▸ Aim
List each line holding the string "Cambridgeshire".

▸ Rows
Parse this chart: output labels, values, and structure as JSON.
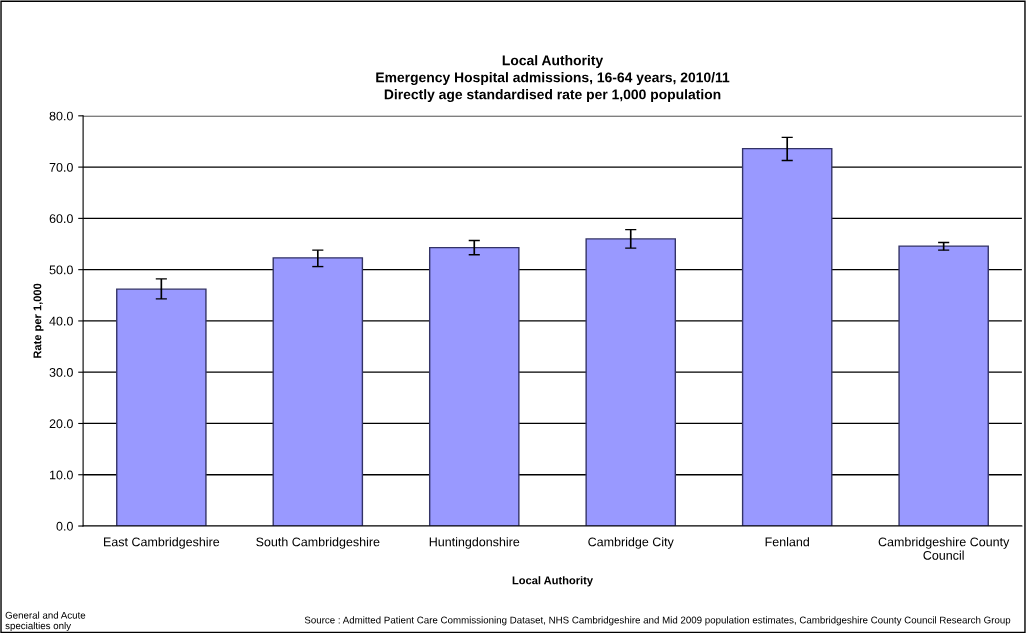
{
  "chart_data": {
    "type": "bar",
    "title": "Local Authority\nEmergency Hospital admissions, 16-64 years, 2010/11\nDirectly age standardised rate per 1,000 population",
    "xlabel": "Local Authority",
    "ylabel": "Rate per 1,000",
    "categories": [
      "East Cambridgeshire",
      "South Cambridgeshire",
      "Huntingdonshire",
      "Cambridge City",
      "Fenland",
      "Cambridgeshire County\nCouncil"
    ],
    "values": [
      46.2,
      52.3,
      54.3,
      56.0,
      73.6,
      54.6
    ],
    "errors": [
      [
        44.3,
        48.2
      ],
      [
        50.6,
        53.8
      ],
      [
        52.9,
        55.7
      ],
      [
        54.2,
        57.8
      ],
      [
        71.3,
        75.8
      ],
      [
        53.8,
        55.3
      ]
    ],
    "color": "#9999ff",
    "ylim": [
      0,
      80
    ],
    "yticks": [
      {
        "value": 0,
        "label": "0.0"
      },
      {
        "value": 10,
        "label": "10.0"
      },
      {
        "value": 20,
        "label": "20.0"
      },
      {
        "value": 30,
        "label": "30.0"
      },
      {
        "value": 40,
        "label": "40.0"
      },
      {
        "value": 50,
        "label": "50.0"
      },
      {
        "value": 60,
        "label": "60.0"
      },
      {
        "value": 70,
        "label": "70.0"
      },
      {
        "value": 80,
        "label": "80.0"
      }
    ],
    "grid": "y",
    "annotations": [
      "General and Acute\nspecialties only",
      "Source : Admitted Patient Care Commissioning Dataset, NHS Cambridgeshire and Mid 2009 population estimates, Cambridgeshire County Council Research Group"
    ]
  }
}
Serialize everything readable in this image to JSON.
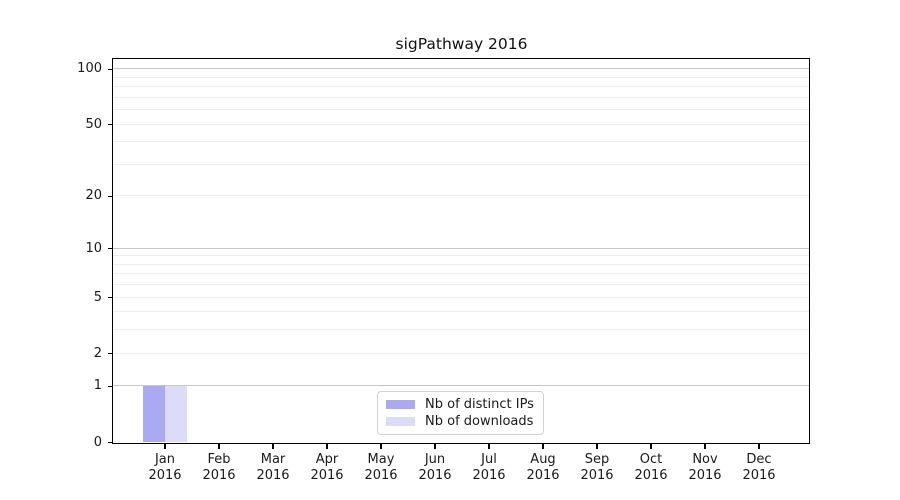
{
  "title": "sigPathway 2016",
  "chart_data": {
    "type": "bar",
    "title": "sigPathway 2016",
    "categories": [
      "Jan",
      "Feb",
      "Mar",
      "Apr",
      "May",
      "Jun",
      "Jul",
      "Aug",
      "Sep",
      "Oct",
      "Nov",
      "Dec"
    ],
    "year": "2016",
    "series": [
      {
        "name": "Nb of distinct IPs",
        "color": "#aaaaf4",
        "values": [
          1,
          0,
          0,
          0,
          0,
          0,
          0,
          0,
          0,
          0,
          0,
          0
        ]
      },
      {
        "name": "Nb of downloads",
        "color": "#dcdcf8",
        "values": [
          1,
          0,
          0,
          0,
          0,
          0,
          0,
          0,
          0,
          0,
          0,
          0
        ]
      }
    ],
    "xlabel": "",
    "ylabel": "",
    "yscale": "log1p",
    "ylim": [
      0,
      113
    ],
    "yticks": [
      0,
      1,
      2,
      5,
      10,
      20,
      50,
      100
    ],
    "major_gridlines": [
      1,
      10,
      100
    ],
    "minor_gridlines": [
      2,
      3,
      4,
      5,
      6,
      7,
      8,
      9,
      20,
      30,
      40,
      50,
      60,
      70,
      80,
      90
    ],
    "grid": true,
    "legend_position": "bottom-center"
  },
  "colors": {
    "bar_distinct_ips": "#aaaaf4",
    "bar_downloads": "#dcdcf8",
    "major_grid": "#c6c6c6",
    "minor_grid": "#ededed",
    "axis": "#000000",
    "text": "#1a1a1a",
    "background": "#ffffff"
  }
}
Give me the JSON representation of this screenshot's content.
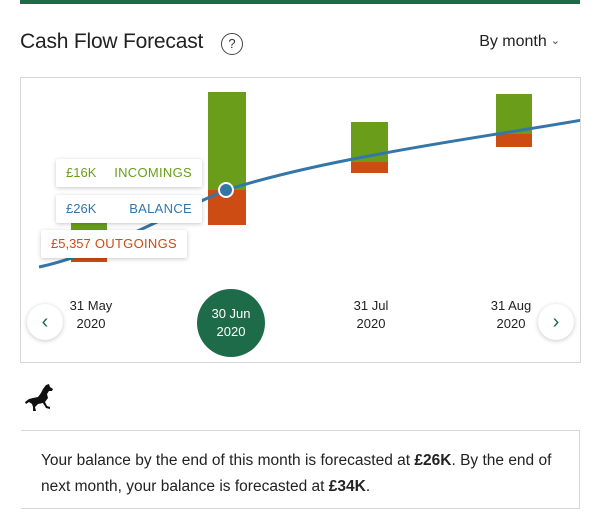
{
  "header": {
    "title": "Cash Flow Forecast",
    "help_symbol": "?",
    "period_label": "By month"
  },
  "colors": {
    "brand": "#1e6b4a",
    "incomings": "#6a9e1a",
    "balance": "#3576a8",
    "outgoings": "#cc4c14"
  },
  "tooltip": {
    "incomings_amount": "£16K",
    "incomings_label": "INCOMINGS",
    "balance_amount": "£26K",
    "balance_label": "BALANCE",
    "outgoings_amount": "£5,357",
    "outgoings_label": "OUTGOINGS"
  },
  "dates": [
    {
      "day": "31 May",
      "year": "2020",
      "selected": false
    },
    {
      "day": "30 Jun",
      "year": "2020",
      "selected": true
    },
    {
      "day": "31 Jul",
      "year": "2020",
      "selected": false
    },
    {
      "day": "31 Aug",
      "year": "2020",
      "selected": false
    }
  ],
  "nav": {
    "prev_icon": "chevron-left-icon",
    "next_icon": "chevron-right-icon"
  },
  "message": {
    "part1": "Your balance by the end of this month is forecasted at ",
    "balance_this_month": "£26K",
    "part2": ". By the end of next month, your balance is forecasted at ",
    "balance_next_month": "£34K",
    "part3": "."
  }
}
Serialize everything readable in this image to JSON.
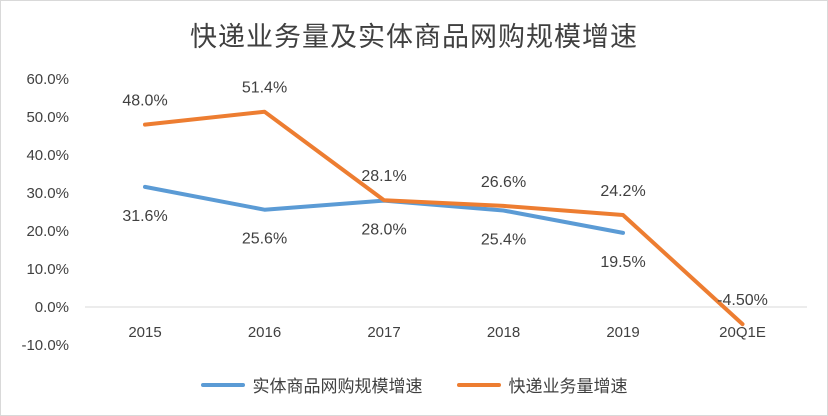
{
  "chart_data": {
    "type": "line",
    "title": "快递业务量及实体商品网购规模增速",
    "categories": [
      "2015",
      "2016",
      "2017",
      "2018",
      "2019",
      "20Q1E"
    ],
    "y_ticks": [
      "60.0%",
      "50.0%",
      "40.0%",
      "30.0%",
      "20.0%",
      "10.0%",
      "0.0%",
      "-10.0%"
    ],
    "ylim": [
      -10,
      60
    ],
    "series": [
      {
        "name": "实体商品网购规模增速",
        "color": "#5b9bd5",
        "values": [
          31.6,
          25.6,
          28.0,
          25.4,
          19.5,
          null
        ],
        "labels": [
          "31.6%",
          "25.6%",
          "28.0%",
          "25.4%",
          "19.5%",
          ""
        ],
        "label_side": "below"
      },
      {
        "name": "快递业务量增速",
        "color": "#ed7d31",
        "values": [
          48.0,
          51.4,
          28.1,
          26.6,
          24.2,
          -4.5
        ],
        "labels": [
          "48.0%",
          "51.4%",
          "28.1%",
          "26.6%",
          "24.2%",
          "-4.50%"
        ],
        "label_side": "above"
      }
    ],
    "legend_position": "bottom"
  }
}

▸ Result
      "East Cambridgeshire",
      "South Cambridgeshire",
      "Cambridgeshire County\nCouncil"
      "Source : Admitted Patient Care Commissioning Dataset, NHS Cambridgeshire and Mid 2009 population estimates, Cambridgeshire County Council Research Group"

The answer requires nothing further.